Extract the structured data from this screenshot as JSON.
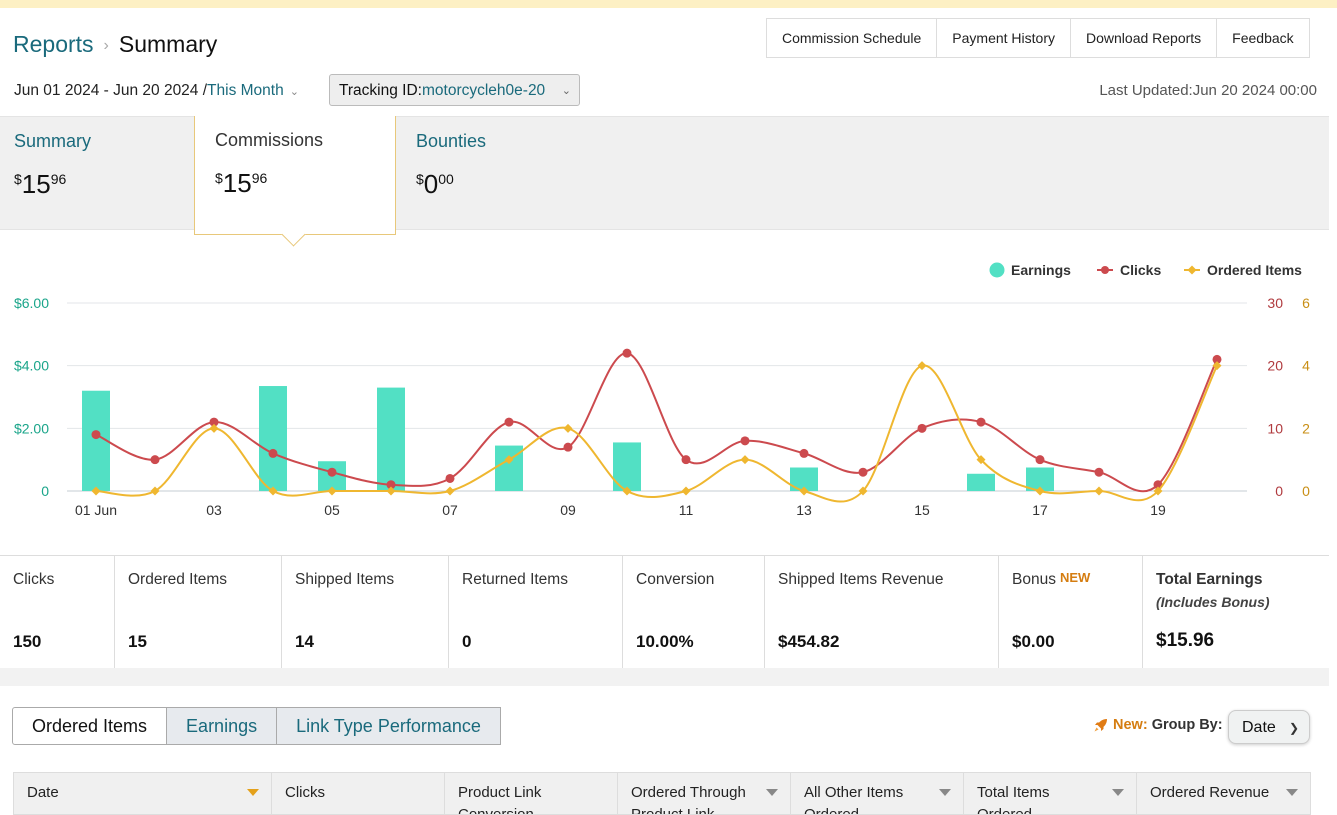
{
  "breadcrumb": {
    "parent": "Reports",
    "separator": "›",
    "current": "Summary"
  },
  "header_buttons": [
    "Commission Schedule",
    "Payment History",
    "Download Reports",
    "Feedback"
  ],
  "date_range": {
    "text": "Jun 01 2024 - Jun 20 2024 /",
    "period": "This Month"
  },
  "tracking": {
    "label": "Tracking ID:",
    "value": "motorcycleh0e-20"
  },
  "last_updated": "Last Updated:Jun 20 2024 00:00",
  "summary_tabs": [
    {
      "label": "Summary",
      "currency": "$",
      "whole": "15",
      "cents": "96"
    },
    {
      "label": "Commissions",
      "currency": "$",
      "whole": "15",
      "cents": "96"
    },
    {
      "label": "Bounties",
      "currency": "$",
      "whole": "0",
      "cents": "00"
    }
  ],
  "colors": {
    "earnings": "#52e0c4",
    "clicks": "#cc4a4e",
    "ordered": "#efb730",
    "link": "#1a6a7c",
    "accent": "#d57d11"
  },
  "chart_data": {
    "type": "bar+line",
    "x": [
      "01 Jun",
      "02",
      "03",
      "04",
      "05",
      "06",
      "07",
      "08",
      "09",
      "10",
      "11",
      "12",
      "13",
      "14",
      "15",
      "16",
      "17",
      "18",
      "19",
      "20"
    ],
    "x_tick_labels": [
      "01 Jun",
      "03",
      "05",
      "07",
      "09",
      "11",
      "13",
      "15",
      "17",
      "19"
    ],
    "legend": [
      "Earnings",
      "Clicks",
      "Ordered Items"
    ],
    "legend_position": "top-right",
    "series": [
      {
        "name": "Earnings",
        "type": "bar",
        "axis": "left",
        "values": [
          3.2,
          0,
          0,
          3.35,
          0.95,
          3.3,
          0,
          1.45,
          0,
          1.55,
          0,
          0,
          0.75,
          0,
          0,
          0.55,
          0.75,
          0,
          0,
          0
        ]
      },
      {
        "name": "Clicks",
        "type": "line",
        "axis": "right1",
        "values": [
          9,
          5,
          11,
          6,
          3,
          1,
          2,
          11,
          7,
          22,
          5,
          8,
          6,
          3,
          10,
          11,
          5,
          3,
          1,
          21
        ]
      },
      {
        "name": "Ordered Items",
        "type": "line",
        "axis": "right2",
        "values": [
          0,
          0,
          2,
          0,
          0,
          0,
          0,
          1,
          2,
          0,
          0,
          1,
          0,
          0,
          4,
          1,
          0,
          0,
          0,
          4
        ]
      }
    ],
    "y_left": {
      "ticks": [
        "0",
        "$2.00",
        "$4.00",
        "$6.00"
      ],
      "range": [
        0,
        6
      ]
    },
    "y_right1": {
      "ticks": [
        "0",
        "10",
        "20",
        "30"
      ],
      "range": [
        0,
        30
      ]
    },
    "y_right2": {
      "ticks": [
        "0",
        "2",
        "4",
        "6"
      ],
      "range": [
        0,
        6
      ]
    },
    "grid": true
  },
  "metrics": [
    {
      "label": "Clicks",
      "value": "150"
    },
    {
      "label": "Ordered Items",
      "value": "15"
    },
    {
      "label": "Shipped Items",
      "value": "14"
    },
    {
      "label": "Returned Items",
      "value": "0"
    },
    {
      "label": "Conversion",
      "value": "10.00%"
    },
    {
      "label": "Shipped Items Revenue",
      "value": "$454.82"
    },
    {
      "label": "Bonus",
      "badge": "NEW",
      "value": "$0.00"
    },
    {
      "label": "Total Earnings",
      "sub": "(Includes Bonus)",
      "value": "$15.96"
    }
  ],
  "report_tabs": [
    "Ordered Items",
    "Earnings",
    "Link Type Performance"
  ],
  "group_by": {
    "new": "New:",
    "label": "Group By:",
    "selected": "Date"
  },
  "table_headers": [
    {
      "line1": "Date",
      "line2": ""
    },
    {
      "line1": "Clicks",
      "line2": ""
    },
    {
      "line1": "Product Link",
      "line2": "Conversion"
    },
    {
      "line1": "Ordered Through",
      "line2": "Product Link"
    },
    {
      "line1": "All Other Items",
      "line2": "Ordered"
    },
    {
      "line1": "Total Items",
      "line2": "Ordered"
    },
    {
      "line1": "Ordered Revenue",
      "line2": ""
    }
  ]
}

Requirement: All preceding records should be duplicated verbatim, images excepted.

Task result:
Extract the structured data from this screenshot as JSON.
{
  "breadcrumb": {
    "parent": "Reports",
    "separator": "›",
    "current": "Summary"
  },
  "header_buttons": [
    "Commission Schedule",
    "Payment History",
    "Download Reports",
    "Feedback"
  ],
  "date_range": {
    "text": "Jun 01 2024 - Jun 20 2024 /",
    "period": "This Month"
  },
  "tracking": {
    "label": "Tracking ID:",
    "value": "motorcycleh0e-20"
  },
  "last_updated": "Last Updated:Jun 20 2024 00:00",
  "summary_tabs": [
    {
      "label": "Summary",
      "currency": "$",
      "whole": "15",
      "cents": "96"
    },
    {
      "label": "Commissions",
      "currency": "$",
      "whole": "15",
      "cents": "96"
    },
    {
      "label": "Bounties",
      "currency": "$",
      "whole": "0",
      "cents": "00"
    }
  ],
  "colors": {
    "earnings": "#52e0c4",
    "clicks": "#cc4a4e",
    "ordered": "#efb730",
    "link": "#1a6a7c",
    "accent": "#d57d11"
  },
  "chart_data": {
    "type": "bar+line",
    "x": [
      "01 Jun",
      "02",
      "03",
      "04",
      "05",
      "06",
      "07",
      "08",
      "09",
      "10",
      "11",
      "12",
      "13",
      "14",
      "15",
      "16",
      "17",
      "18",
      "19",
      "20"
    ],
    "x_tick_labels": [
      "01 Jun",
      "03",
      "05",
      "07",
      "09",
      "11",
      "13",
      "15",
      "17",
      "19"
    ],
    "legend": [
      "Earnings",
      "Clicks",
      "Ordered Items"
    ],
    "legend_position": "top-right",
    "series": [
      {
        "name": "Earnings",
        "type": "bar",
        "axis": "left",
        "values": [
          3.2,
          0,
          0,
          3.35,
          0.95,
          3.3,
          0,
          1.45,
          0,
          1.55,
          0,
          0,
          0.75,
          0,
          0,
          0.55,
          0.75,
          0,
          0,
          0
        ]
      },
      {
        "name": "Clicks",
        "type": "line",
        "axis": "right1",
        "values": [
          9,
          5,
          11,
          6,
          3,
          1,
          2,
          11,
          7,
          22,
          5,
          8,
          6,
          3,
          10,
          11,
          5,
          3,
          1,
          21
        ]
      },
      {
        "name": "Ordered Items",
        "type": "line",
        "axis": "right2",
        "values": [
          0,
          0,
          2,
          0,
          0,
          0,
          0,
          1,
          2,
          0,
          0,
          1,
          0,
          0,
          4,
          1,
          0,
          0,
          0,
          4
        ]
      }
    ],
    "y_left": {
      "ticks": [
        "0",
        "$2.00",
        "$4.00",
        "$6.00"
      ],
      "range": [
        0,
        6
      ]
    },
    "y_right1": {
      "ticks": [
        "0",
        "10",
        "20",
        "30"
      ],
      "range": [
        0,
        30
      ]
    },
    "y_right2": {
      "ticks": [
        "0",
        "2",
        "4",
        "6"
      ],
      "range": [
        0,
        6
      ]
    },
    "grid": true
  },
  "metrics": [
    {
      "label": "Clicks",
      "value": "150"
    },
    {
      "label": "Ordered Items",
      "value": "15"
    },
    {
      "label": "Shipped Items",
      "value": "14"
    },
    {
      "label": "Returned Items",
      "value": "0"
    },
    {
      "label": "Conversion",
      "value": "10.00%"
    },
    {
      "label": "Shipped Items Revenue",
      "value": "$454.82"
    },
    {
      "label": "Bonus",
      "badge": "NEW",
      "value": "$0.00"
    },
    {
      "label": "Total Earnings",
      "sub": "(Includes Bonus)",
      "value": "$15.96"
    }
  ],
  "report_tabs": [
    "Ordered Items",
    "Earnings",
    "Link Type Performance"
  ],
  "group_by": {
    "new": "New:",
    "label": "Group By:",
    "selected": "Date"
  },
  "table_headers": [
    {
      "line1": "Date",
      "line2": ""
    },
    {
      "line1": "Clicks",
      "line2": ""
    },
    {
      "line1": "Product Link",
      "line2": "Conversion"
    },
    {
      "line1": "Ordered Through",
      "line2": "Product Link"
    },
    {
      "line1": "All Other Items",
      "line2": "Ordered"
    },
    {
      "line1": "Total Items",
      "line2": "Ordered"
    },
    {
      "line1": "Ordered Revenue",
      "line2": ""
    }
  ]
}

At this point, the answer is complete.